### Short exercise
Your task is to transcribe the records exactly, skipping every image.

### Records shown
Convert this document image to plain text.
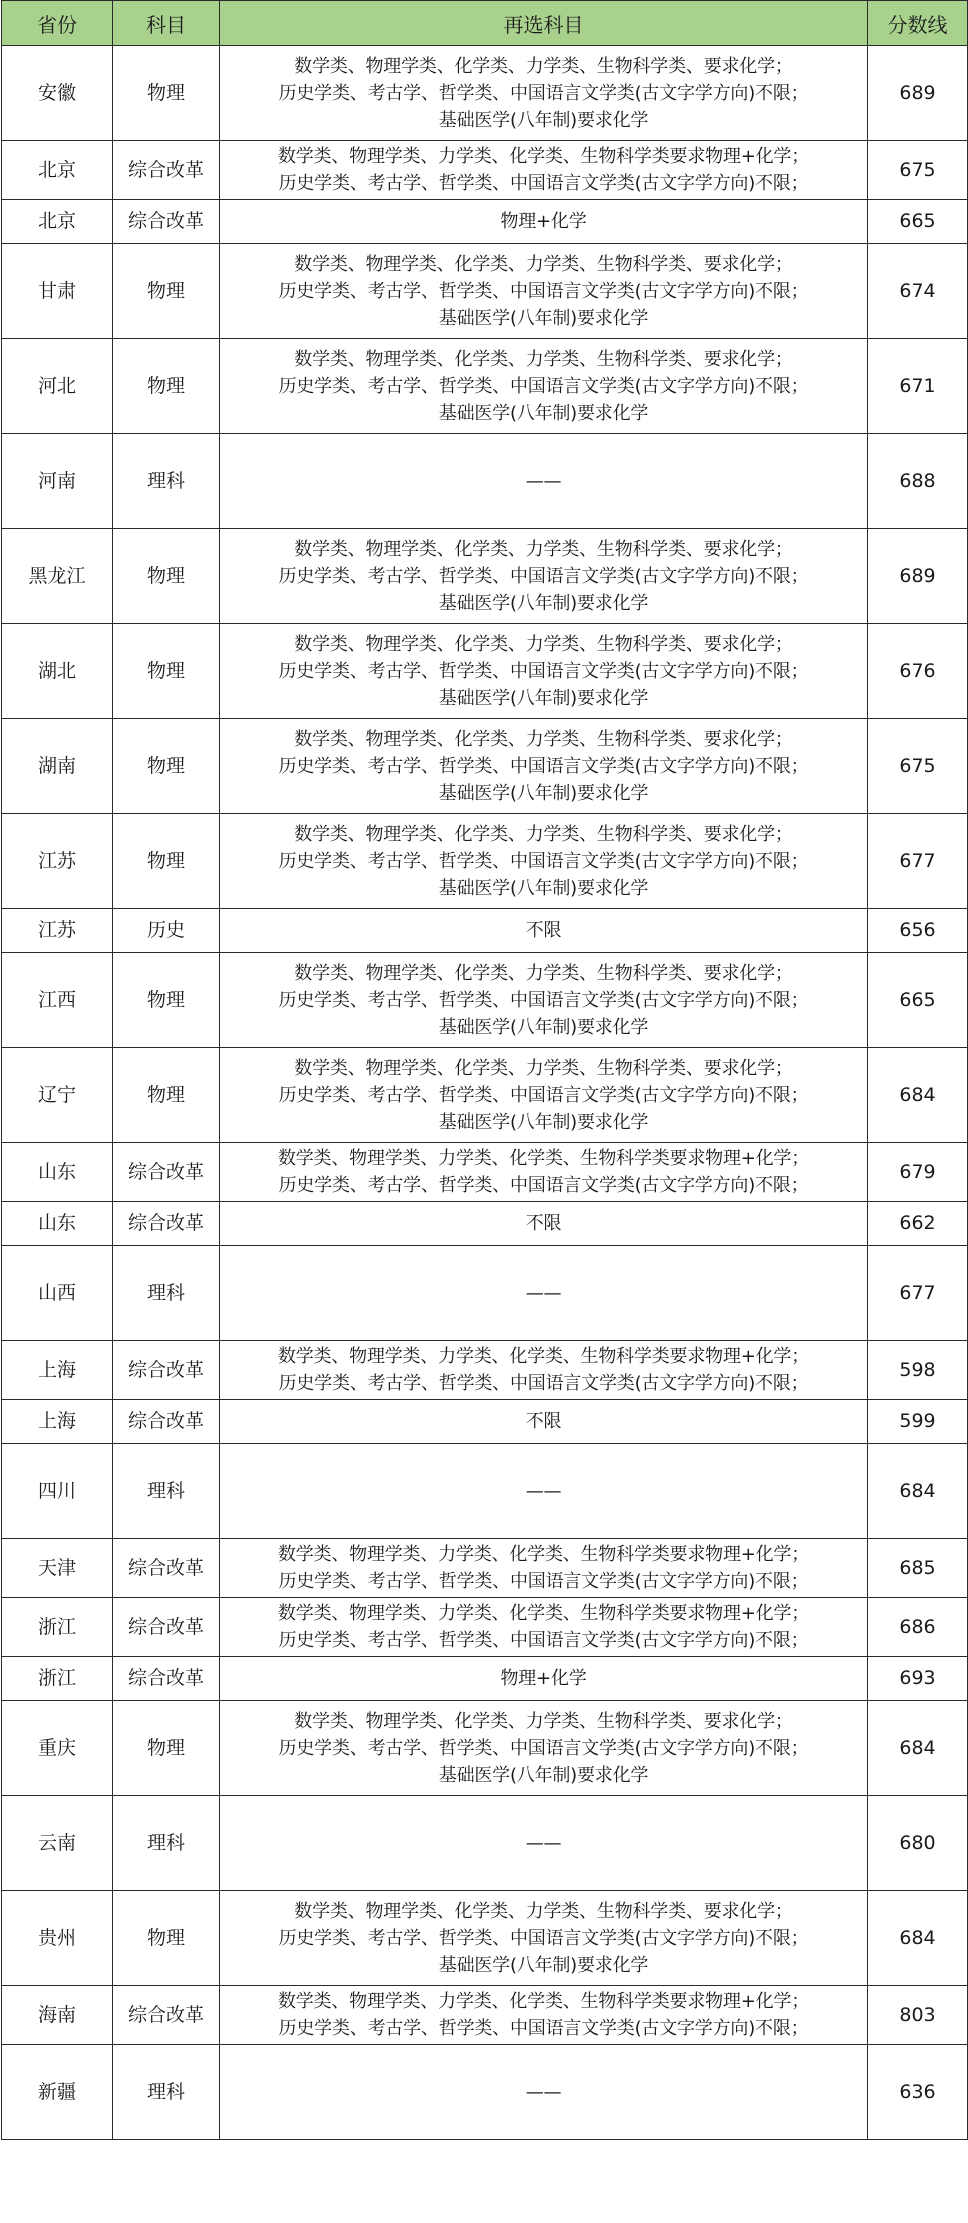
省份	科目	再选科目	分数线
安徽	物理	数学类、物理学类、化学类、力学类、生物科学类、要求化学；
历史学类、考古学、哲学类、中国语言文学类(古文字学方向)不限；
基础医学(八年制)要求化学	689
北京	综合改革	数学类、物理学类、力学类、化学类、生物科学类要求物理+化学；
历史学类、考古学、哲学类、中国语言文学类(古文字学方向)不限；	675
北京	综合改革	物理+化学	665
甘肃	物理	数学类、物理学类、化学类、力学类、生物科学类、要求化学；
历史学类、考古学、哲学类、中国语言文学类(古文字学方向)不限；
基础医学(八年制)要求化学	674
河北	物理	数学类、物理学类、化学类、力学类、生物科学类、要求化学；
历史学类、考古学、哲学类、中国语言文学类(古文字学方向)不限；
基础医学(八年制)要求化学	671
河南	理科	——	688
黑龙江	物理	数学类、物理学类、化学类、力学类、生物科学类、要求化学；
历史学类、考古学、哲学类、中国语言文学类(古文字学方向)不限；
基础医学(八年制)要求化学	689
湖北	物理	数学类、物理学类、化学类、力学类、生物科学类、要求化学；
历史学类、考古学、哲学类、中国语言文学类(古文字学方向)不限；
基础医学(八年制)要求化学	676
湖南	物理	数学类、物理学类、化学类、力学类、生物科学类、要求化学；
历史学类、考古学、哲学类、中国语言文学类(古文字学方向)不限；
基础医学(八年制)要求化学	675
江苏	物理	数学类、物理学类、化学类、力学类、生物科学类、要求化学；
历史学类、考古学、哲学类、中国语言文学类(古文字学方向)不限；
基础医学(八年制)要求化学	677
江苏	历史	不限	656
江西	物理	数学类、物理学类、化学类、力学类、生物科学类、要求化学；
历史学类、考古学、哲学类、中国语言文学类(古文字学方向)不限；
基础医学(八年制)要求化学	665
辽宁	物理	数学类、物理学类、化学类、力学类、生物科学类、要求化学；
历史学类、考古学、哲学类、中国语言文学类(古文字学方向)不限；
基础医学(八年制)要求化学	684
山东	综合改革	数学类、物理学类、力学类、化学类、生物科学类要求物理+化学；
历史学类、考古学、哲学类、中国语言文学类(古文字学方向)不限；	679
山东	综合改革	不限	662
山西	理科	——	677
上海	综合改革	数学类、物理学类、力学类、化学类、生物科学类要求物理+化学；
历史学类、考古学、哲学类、中国语言文学类(古文字学方向)不限；	598
上海	综合改革	不限	599
四川	理科	——	684
天津	综合改革	数学类、物理学类、力学类、化学类、生物科学类要求物理+化学；
历史学类、考古学、哲学类、中国语言文学类(古文字学方向)不限；	685
浙江	综合改革	数学类、物理学类、力学类、化学类、生物科学类要求物理+化学；
历史学类、考古学、哲学类、中国语言文学类(古文字学方向)不限；	686
浙江	综合改革	物理+化学	693
重庆	物理	数学类、物理学类、化学类、力学类、生物科学类、要求化学；
历史学类、考古学、哲学类、中国语言文学类(古文字学方向)不限；
基础医学(八年制)要求化学	684
云南	理科	——	680
贵州	物理	数学类、物理学类、化学类、力学类、生物科学类、要求化学；
历史学类、考古学、哲学类、中国语言文学类(古文字学方向)不限；
基础医学(八年制)要求化学	684
海南	综合改革	数学类、物理学类、力学类、化学类、生物科学类要求物理+化学；
历史学类、考古学、哲学类、中国语言文学类(古文字学方向)不限；	803
新疆	理科	——	636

### Exercise response
Convert this document image to plain text.
省份	科目	再选科目	分数线
安徽	物理	数学类、物理学类、化学类、力学类、生物科学类、要求化学；
历史学类、考古学、哲学类、中国语言文学类(古文字学方向)不限；
基础医学(八年制)要求化学	689
北京	综合改革	数学类、物理学类、力学类、化学类、生物科学类要求物理+化学；
历史学类、考古学、哲学类、中国语言文学类(古文字学方向)不限；	675
北京	综合改革	物理+化学	665
甘肃	物理	数学类、物理学类、化学类、力学类、生物科学类、要求化学；
历史学类、考古学、哲学类、中国语言文学类(古文字学方向)不限；
基础医学(八年制)要求化学	674
河北	物理	数学类、物理学类、化学类、力学类、生物科学类、要求化学；
历史学类、考古学、哲学类、中国语言文学类(古文字学方向)不限；
基础医学(八年制)要求化学	671
河南	理科	——	688
黑龙江	物理	数学类、物理学类、化学类、力学类、生物科学类、要求化学；
历史学类、考古学、哲学类、中国语言文学类(古文字学方向)不限；
基础医学(八年制)要求化学	689
湖北	物理	数学类、物理学类、化学类、力学类、生物科学类、要求化学；
历史学类、考古学、哲学类、中国语言文学类(古文字学方向)不限；
基础医学(八年制)要求化学	676
湖南	物理	数学类、物理学类、化学类、力学类、生物科学类、要求化学；
历史学类、考古学、哲学类、中国语言文学类(古文字学方向)不限；
基础医学(八年制)要求化学	675
江苏	物理	数学类、物理学类、化学类、力学类、生物科学类、要求化学；
历史学类、考古学、哲学类、中国语言文学类(古文字学方向)不限；
基础医学(八年制)要求化学	677
江苏	历史	不限	656
江西	物理	数学类、物理学类、化学类、力学类、生物科学类、要求化学；
历史学类、考古学、哲学类、中国语言文学类(古文字学方向)不限；
基础医学(八年制)要求化学	665
辽宁	物理	数学类、物理学类、化学类、力学类、生物科学类、要求化学；
历史学类、考古学、哲学类、中国语言文学类(古文字学方向)不限；
基础医学(八年制)要求化学	684
山东	综合改革	数学类、物理学类、力学类、化学类、生物科学类要求物理+化学；
历史学类、考古学、哲学类、中国语言文学类(古文字学方向)不限；	679
山东	综合改革	不限	662
山西	理科	——	677
上海	综合改革	数学类、物理学类、力学类、化学类、生物科学类要求物理+化学；
历史学类、考古学、哲学类、中国语言文学类(古文字学方向)不限；	598
上海	综合改革	不限	599
四川	理科	——	684
天津	综合改革	数学类、物理学类、力学类、化学类、生物科学类要求物理+化学；
历史学类、考古学、哲学类、中国语言文学类(古文字学方向)不限；	685
浙江	综合改革	数学类、物理学类、力学类、化学类、生物科学类要求物理+化学；
历史学类、考古学、哲学类、中国语言文学类(古文字学方向)不限；	686
浙江	综合改革	物理+化学	693
重庆	物理	数学类、物理学类、化学类、力学类、生物科学类、要求化学；
历史学类、考古学、哲学类、中国语言文学类(古文字学方向)不限；
基础医学(八年制)要求化学	684
云南	理科	——	680
贵州	物理	数学类、物理学类、化学类、力学类、生物科学类、要求化学；
历史学类、考古学、哲学类、中国语言文学类(古文字学方向)不限；
基础医学(八年制)要求化学	684
海南	综合改革	数学类、物理学类、力学类、化学类、生物科学类要求物理+化学；
历史学类、考古学、哲学类、中国语言文学类(古文字学方向)不限；	803
新疆	理科	——	636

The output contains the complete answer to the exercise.